EXERCISE SET —
(a) In the excerpt on patent eligibility, turn the paragraph beginning "The Federal Circuit Court of Appeals thus highlighted" into a short bulleted list that keeps its main facts.
(b) Translate this sentence from the excerpt on patent eligibility into Spanish: "It reasoned that taking two sequences from two different organisms and putting them together was “not different than taking two strains of bacteria and mixing them.”"
(c) Write the next part of the excerpt on patent eligibility, picking up after its last sentence.

TEXT EXCERPT —
It reasoned that taking two sequences from two different organisms and putting them together was “not different than taking two strains of bacteria and mixing them.”
Furthermore, the district court noted that the claims lacked an inventive concept under the second step of the Alice/Mayo framework known as the Mayo test. It is a two-part framework established by the Supreme Court for determining patent subject matter eligibility.
But after an appeal, the Federal Circuit Court explained that the proper inquiry, as defined by the Supreme Court in the Diamond vs Chakrabarty case, was whether the claimed composition had “markedly different characteristics and the potential for significant utility” compared to what occurred naturally.
Thus, on applying the mentioned framework, the Court of Appeals ruled that the claims were more analogous to the eligible inventions in the Diamond vs Chakrabarty case, and the complementary DNA (cDNA) claims in the Association for Molecular Pathology v. Myriad Genetics, Inc. case, than to the ineligible claims in the Funk Brothers, Myriad case and the ChromaDex, Inc. v. Elysium Health, Inc. matter
The Federal Circuit Court of Appeals thus highlighted that it was uncontested that the claimed host cells included a recombinant nucleic acid molecule that does not and cannot exist in nature. The recombinant molecule must be spliced together through human intervention from at least two different species to meet the claim limitations.

THE DATA —
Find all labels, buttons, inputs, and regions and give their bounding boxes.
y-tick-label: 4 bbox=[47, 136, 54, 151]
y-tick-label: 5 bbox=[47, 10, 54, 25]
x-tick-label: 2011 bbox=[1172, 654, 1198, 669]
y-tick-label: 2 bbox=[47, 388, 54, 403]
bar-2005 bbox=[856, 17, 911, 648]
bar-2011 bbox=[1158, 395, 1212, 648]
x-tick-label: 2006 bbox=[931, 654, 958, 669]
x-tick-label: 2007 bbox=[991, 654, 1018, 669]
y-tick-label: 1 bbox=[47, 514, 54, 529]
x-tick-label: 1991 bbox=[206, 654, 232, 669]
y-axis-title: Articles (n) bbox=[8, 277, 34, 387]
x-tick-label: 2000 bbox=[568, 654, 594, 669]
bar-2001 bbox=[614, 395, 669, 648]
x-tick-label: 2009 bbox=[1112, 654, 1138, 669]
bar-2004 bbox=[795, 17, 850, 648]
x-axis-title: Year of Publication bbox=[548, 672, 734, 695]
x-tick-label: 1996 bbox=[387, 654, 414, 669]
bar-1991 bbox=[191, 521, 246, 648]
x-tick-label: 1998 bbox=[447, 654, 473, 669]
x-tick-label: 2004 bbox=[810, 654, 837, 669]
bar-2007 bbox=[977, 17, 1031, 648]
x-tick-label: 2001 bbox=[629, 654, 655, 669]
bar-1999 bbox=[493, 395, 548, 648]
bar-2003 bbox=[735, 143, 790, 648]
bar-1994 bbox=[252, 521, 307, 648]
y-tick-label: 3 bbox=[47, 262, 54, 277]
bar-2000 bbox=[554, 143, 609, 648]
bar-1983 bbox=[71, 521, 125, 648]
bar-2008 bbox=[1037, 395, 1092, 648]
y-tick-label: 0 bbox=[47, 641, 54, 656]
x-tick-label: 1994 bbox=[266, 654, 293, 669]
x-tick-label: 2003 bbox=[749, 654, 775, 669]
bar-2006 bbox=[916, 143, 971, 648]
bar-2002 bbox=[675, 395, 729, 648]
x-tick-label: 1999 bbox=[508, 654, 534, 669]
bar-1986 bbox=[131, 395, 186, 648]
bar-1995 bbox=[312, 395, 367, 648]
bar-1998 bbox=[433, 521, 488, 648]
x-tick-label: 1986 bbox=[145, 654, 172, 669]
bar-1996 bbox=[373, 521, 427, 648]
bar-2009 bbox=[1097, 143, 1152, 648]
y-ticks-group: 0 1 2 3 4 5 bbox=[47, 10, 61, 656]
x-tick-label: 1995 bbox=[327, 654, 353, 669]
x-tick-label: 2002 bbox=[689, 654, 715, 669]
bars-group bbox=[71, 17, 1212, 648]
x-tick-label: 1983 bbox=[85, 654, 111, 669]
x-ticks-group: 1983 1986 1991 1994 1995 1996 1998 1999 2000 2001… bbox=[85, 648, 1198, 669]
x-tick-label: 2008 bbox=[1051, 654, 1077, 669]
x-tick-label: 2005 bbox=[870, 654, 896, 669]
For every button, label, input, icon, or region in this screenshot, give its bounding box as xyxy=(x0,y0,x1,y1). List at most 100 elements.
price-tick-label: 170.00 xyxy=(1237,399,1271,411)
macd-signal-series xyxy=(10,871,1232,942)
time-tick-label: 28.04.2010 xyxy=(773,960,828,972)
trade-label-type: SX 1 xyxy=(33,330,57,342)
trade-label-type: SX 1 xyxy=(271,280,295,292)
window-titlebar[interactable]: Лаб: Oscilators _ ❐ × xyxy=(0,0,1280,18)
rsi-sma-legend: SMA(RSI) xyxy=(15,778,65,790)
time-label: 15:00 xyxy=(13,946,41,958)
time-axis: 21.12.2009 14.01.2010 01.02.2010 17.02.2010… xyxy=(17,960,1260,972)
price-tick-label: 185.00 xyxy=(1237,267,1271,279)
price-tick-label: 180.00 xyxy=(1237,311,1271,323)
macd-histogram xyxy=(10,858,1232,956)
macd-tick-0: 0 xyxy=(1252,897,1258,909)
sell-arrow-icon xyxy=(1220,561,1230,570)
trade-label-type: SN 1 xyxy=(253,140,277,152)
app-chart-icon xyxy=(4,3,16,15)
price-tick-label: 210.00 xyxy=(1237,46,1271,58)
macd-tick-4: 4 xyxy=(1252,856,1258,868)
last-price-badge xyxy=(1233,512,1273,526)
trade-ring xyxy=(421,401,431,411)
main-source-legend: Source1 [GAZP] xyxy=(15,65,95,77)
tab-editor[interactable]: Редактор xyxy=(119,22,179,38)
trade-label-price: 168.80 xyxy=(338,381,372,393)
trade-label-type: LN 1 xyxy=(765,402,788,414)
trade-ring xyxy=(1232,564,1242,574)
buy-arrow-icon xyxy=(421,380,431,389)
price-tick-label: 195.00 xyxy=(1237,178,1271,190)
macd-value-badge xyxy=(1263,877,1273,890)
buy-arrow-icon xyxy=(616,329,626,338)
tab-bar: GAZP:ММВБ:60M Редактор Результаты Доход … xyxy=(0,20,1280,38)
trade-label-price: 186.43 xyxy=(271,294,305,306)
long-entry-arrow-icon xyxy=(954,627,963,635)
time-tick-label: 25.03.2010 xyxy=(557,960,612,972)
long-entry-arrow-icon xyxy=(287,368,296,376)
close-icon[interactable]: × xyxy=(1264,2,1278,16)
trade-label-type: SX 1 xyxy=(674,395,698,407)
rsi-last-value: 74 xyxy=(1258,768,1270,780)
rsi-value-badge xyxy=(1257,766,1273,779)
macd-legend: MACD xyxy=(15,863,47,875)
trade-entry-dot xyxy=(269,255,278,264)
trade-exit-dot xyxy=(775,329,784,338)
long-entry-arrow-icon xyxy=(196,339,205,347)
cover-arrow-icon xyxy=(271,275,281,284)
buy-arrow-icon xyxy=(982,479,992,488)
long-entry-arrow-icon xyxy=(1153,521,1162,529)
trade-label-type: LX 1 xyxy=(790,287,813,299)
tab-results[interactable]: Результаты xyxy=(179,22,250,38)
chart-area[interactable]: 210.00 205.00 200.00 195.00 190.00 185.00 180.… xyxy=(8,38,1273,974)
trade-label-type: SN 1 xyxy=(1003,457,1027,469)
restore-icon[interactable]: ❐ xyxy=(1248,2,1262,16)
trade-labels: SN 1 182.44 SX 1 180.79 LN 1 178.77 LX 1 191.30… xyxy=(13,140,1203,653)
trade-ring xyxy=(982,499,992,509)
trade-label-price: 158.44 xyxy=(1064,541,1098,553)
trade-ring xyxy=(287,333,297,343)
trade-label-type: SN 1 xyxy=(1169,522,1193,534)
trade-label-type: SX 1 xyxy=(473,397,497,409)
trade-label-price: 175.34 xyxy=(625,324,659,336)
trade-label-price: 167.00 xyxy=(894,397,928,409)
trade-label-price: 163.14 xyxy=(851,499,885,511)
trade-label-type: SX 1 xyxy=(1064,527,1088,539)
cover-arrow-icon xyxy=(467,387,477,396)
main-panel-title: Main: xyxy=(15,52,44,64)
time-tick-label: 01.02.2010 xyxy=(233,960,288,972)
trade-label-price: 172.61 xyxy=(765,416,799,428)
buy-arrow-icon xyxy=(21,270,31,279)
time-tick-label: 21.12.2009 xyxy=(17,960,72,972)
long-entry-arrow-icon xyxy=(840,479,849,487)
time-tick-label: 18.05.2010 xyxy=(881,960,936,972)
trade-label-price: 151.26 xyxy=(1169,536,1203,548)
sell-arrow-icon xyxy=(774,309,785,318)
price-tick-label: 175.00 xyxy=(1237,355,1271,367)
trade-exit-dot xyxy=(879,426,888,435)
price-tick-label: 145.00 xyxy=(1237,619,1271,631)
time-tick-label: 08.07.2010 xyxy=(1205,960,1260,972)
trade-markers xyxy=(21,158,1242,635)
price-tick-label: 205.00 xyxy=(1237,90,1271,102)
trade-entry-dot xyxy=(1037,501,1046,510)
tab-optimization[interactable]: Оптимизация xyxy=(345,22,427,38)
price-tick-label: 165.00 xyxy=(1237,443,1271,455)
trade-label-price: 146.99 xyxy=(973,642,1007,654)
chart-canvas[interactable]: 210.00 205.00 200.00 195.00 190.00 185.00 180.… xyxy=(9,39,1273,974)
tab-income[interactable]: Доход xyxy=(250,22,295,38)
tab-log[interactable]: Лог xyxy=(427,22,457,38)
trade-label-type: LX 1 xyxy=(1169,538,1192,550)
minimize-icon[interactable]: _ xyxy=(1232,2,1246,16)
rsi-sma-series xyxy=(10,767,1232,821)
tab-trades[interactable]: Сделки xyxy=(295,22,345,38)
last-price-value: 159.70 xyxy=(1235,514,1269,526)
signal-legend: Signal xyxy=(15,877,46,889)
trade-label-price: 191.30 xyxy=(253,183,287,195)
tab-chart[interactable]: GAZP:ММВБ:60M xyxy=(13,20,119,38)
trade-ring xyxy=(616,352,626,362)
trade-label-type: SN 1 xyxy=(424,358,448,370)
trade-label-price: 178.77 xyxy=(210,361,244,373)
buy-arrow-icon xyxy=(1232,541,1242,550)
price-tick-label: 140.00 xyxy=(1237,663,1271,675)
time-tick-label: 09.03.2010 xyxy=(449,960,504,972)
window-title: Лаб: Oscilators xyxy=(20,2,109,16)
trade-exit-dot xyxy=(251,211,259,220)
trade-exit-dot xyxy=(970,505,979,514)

TASK RESULTS —
(a)
- The Federal Circuit Court of Appeals noted that no one contested that the claimed host cells included a recombinant nucleic acid molecule.
- That molecule does not and cannot exist in nature.
- To meet the claim limitations, it must be spliced together through human intervention from at least two different species.

(b) Razonó que tomar dos secuencias de dos organismos diferentes y unirlas «no era diferente de tomar dos cepas de bacterias y mezclarlas».

(c)
The judges explained that, as with the man-made plasmid in the Diamond vs Chakrabarty case, the claimed nucleic acid molecules, “although containing naturally occurring segments of DNA, were not nature’s handiwork.”’ Similarly, as with the cDNA claims in the Association for Molecular Pathology v. Myriad Genetics, Inc. case, “the lab technician unquestionably creates something new” on splicing together the claimed recombinant nucleic acid molecule and inserting it into a host cell.
Therefore, the Federal Circuit Court said that the district court’s analogy in the Funk Brothers matter was “flawed and inconsistent with the undisputed scientific evidence.” The court added that genetically engineering two nucleic acid sequences from separate species into a single molecule was “materially different from growing more than one naturally occurring bacterial strain in a culture where none of the bacteria undergo any change from their natural state.”
At the same time, the judges held that the district court took “too narrow a view of the asserted claims” by focusing on whether the individual components were markedly different from what was occurring naturally rather than considering the claimed “composition as a whole.”
The court thus rejected the contention of Sarepta that conventional claim limitations should be disregarded, citing the Supreme Court’s instruction that it was “inappropriate to dissect the claims into old and new elements and then to ignore the presence of the old elements in the [§ 101] analysis.”
Additionally, the Court of Appeals for the Federal Circuit noted that unlike the claims in the Funk Brothers case, the claimed composition in this matter had undisputed “potential for significant utility.”
It stated that various embodiments of the claimed compositions “are beneficial for gene delivery to selected host cells and gene therapy patients,” a fact touted in the patent’s specification. This was in “stark contrast” to the Funk Brothers matter, where the composition functioned no differently whether the individual components were packaged together or separately.
Therefore, the judges held that the claimed host cells were not patent-ineligible claims to naturally occurring subject matter. Since the claims were not directed to a natural phenomenon under the first step of the Alice/Mayo test, the Federal Circuit Court did not need to proceed to the second step.
While reversing the judgment, the case was remanded for further proceedings.